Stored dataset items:

+++++

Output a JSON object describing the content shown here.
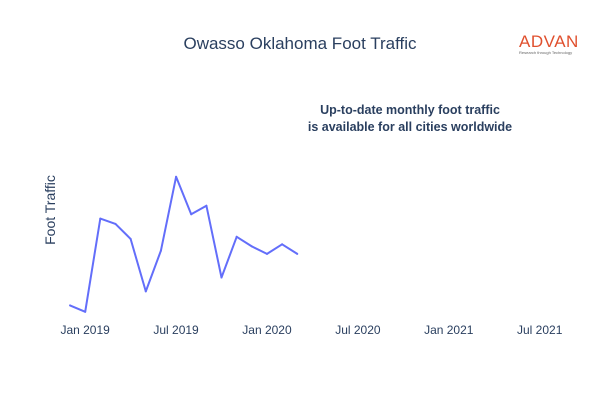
{
  "header": {
    "title": "Owasso Oklahoma Foot Traffic",
    "logo_text": "ADVAN",
    "logo_tagline": "Research through Technology"
  },
  "annotation": {
    "line1": "Up-to-date monthly foot traffic",
    "line2": "is available for all cities worldwide"
  },
  "colors": {
    "line": "#636efa",
    "text": "#2a3f5f",
    "brand": "#e0502e"
  },
  "chart_data": {
    "type": "line",
    "title": "Owasso Oklahoma Foot Traffic",
    "xlabel": "",
    "ylabel": "Foot Traffic",
    "x_ticks": [
      "Jan 2019",
      "Jul 2019",
      "Jan 2020",
      "Jul 2020",
      "Jan 2021",
      "Jul 2021"
    ],
    "series": [
      {
        "x": [
          "2018-12",
          "2019-01",
          "2019-02",
          "2019-03",
          "2019-04",
          "2019-05",
          "2019-06",
          "2019-07",
          "2019-08",
          "2019-09",
          "2019-10",
          "2019-11",
          "2019-12",
          "2020-01",
          "2020-02",
          "2020-03"
        ],
        "values": [
          9,
          3,
          90,
          85,
          71,
          22,
          60,
          129,
          94,
          102,
          35,
          73,
          64,
          57,
          66,
          57
        ]
      }
    ],
    "y_range": [
      0,
      140
    ],
    "x_range": [
      "2018-12",
      "2021-09"
    ],
    "grid": false,
    "legend": "none"
  }
}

+++++

• **Work to be completed**: Reproduce the listing exactly. Leave its pictures out.

• **Solution for this exercise**:
Output a JSON object describing the content shown here.
{
  "header": {
    "title": "Owasso Oklahoma Foot Traffic",
    "logo_text": "ADVAN",
    "logo_tagline": "Research through Technology"
  },
  "annotation": {
    "line1": "Up-to-date monthly foot traffic",
    "line2": "is available for all cities worldwide"
  },
  "colors": {
    "line": "#636efa",
    "text": "#2a3f5f",
    "brand": "#e0502e"
  },
  "chart_data": {
    "type": "line",
    "title": "Owasso Oklahoma Foot Traffic",
    "xlabel": "",
    "ylabel": "Foot Traffic",
    "x_ticks": [
      "Jan 2019",
      "Jul 2019",
      "Jan 2020",
      "Jul 2020",
      "Jan 2021",
      "Jul 2021"
    ],
    "series": [
      {
        "x": [
          "2018-12",
          "2019-01",
          "2019-02",
          "2019-03",
          "2019-04",
          "2019-05",
          "2019-06",
          "2019-07",
          "2019-08",
          "2019-09",
          "2019-10",
          "2019-11",
          "2019-12",
          "2020-01",
          "2020-02",
          "2020-03"
        ],
        "values": [
          9,
          3,
          90,
          85,
          71,
          22,
          60,
          129,
          94,
          102,
          35,
          73,
          64,
          57,
          66,
          57
        ]
      }
    ],
    "y_range": [
      0,
      140
    ],
    "x_range": [
      "2018-12",
      "2021-09"
    ],
    "grid": false,
    "legend": "none"
  }
}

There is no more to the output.